[start of Data for the task]

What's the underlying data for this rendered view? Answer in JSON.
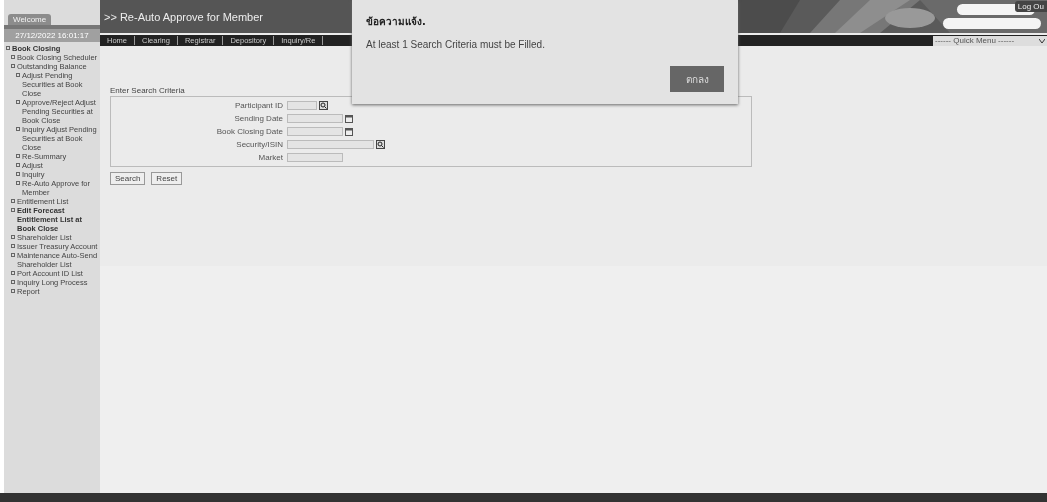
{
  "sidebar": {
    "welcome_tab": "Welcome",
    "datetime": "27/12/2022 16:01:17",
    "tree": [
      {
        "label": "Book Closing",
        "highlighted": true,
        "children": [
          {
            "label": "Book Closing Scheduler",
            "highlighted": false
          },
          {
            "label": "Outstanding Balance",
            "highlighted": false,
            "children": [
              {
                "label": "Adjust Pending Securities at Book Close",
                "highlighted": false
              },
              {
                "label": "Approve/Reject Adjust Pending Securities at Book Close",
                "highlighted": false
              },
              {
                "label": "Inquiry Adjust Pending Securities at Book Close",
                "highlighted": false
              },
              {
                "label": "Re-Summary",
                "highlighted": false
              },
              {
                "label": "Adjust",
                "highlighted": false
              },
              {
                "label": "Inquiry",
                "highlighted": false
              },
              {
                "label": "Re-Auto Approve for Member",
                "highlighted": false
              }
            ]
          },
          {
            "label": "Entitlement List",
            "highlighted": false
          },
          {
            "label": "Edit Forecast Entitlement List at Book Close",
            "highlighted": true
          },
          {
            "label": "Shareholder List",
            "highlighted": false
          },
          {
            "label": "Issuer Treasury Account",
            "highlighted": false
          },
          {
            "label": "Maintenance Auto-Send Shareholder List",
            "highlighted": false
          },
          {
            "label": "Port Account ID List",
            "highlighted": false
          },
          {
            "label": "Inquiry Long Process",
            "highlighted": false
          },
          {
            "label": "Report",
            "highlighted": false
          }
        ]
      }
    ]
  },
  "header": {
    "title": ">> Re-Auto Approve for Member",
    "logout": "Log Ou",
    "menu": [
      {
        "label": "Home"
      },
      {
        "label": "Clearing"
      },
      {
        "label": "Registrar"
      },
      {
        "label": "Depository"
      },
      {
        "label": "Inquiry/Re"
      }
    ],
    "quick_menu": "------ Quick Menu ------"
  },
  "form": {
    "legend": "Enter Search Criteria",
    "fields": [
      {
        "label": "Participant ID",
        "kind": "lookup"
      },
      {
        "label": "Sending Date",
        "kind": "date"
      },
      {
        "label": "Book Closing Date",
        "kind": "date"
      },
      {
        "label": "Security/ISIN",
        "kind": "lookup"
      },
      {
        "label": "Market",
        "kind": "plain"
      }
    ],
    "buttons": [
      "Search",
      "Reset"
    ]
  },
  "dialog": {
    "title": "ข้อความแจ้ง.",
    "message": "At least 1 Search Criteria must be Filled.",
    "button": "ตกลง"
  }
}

[end of Data for the task]

From the material above, reproduce everything verbatim except the pictures.

What's the underlying data for this rendered view? Answer in JSON.
{
  "sidebar": {
    "welcome_tab": "Welcome",
    "datetime": "27/12/2022 16:01:17",
    "tree": [
      {
        "label": "Book Closing",
        "highlighted": true,
        "children": [
          {
            "label": "Book Closing Scheduler",
            "highlighted": false
          },
          {
            "label": "Outstanding Balance",
            "highlighted": false,
            "children": [
              {
                "label": "Adjust Pending Securities at Book Close",
                "highlighted": false
              },
              {
                "label": "Approve/Reject Adjust Pending Securities at Book Close",
                "highlighted": false
              },
              {
                "label": "Inquiry Adjust Pending Securities at Book Close",
                "highlighted": false
              },
              {
                "label": "Re-Summary",
                "highlighted": false
              },
              {
                "label": "Adjust",
                "highlighted": false
              },
              {
                "label": "Inquiry",
                "highlighted": false
              },
              {
                "label": "Re-Auto Approve for Member",
                "highlighted": false
              }
            ]
          },
          {
            "label": "Entitlement List",
            "highlighted": false
          },
          {
            "label": "Edit Forecast Entitlement List at Book Close",
            "highlighted": true
          },
          {
            "label": "Shareholder List",
            "highlighted": false
          },
          {
            "label": "Issuer Treasury Account",
            "highlighted": false
          },
          {
            "label": "Maintenance Auto-Send Shareholder List",
            "highlighted": false
          },
          {
            "label": "Port Account ID List",
            "highlighted": false
          },
          {
            "label": "Inquiry Long Process",
            "highlighted": false
          },
          {
            "label": "Report",
            "highlighted": false
          }
        ]
      }
    ]
  },
  "header": {
    "title": ">> Re-Auto Approve for Member",
    "logout": "Log Ou",
    "menu": [
      {
        "label": "Home"
      },
      {
        "label": "Clearing"
      },
      {
        "label": "Registrar"
      },
      {
        "label": "Depository"
      },
      {
        "label": "Inquiry/Re"
      }
    ],
    "quick_menu": "------ Quick Menu ------"
  },
  "form": {
    "legend": "Enter Search Criteria",
    "fields": [
      {
        "label": "Participant ID",
        "kind": "lookup"
      },
      {
        "label": "Sending Date",
        "kind": "date"
      },
      {
        "label": "Book Closing Date",
        "kind": "date"
      },
      {
        "label": "Security/ISIN",
        "kind": "lookup"
      },
      {
        "label": "Market",
        "kind": "plain"
      }
    ],
    "buttons": [
      "Search",
      "Reset"
    ]
  },
  "dialog": {
    "title": "ข้อความแจ้ง.",
    "message": "At least 1 Search Criteria must be Filled.",
    "button": "ตกลง"
  }
}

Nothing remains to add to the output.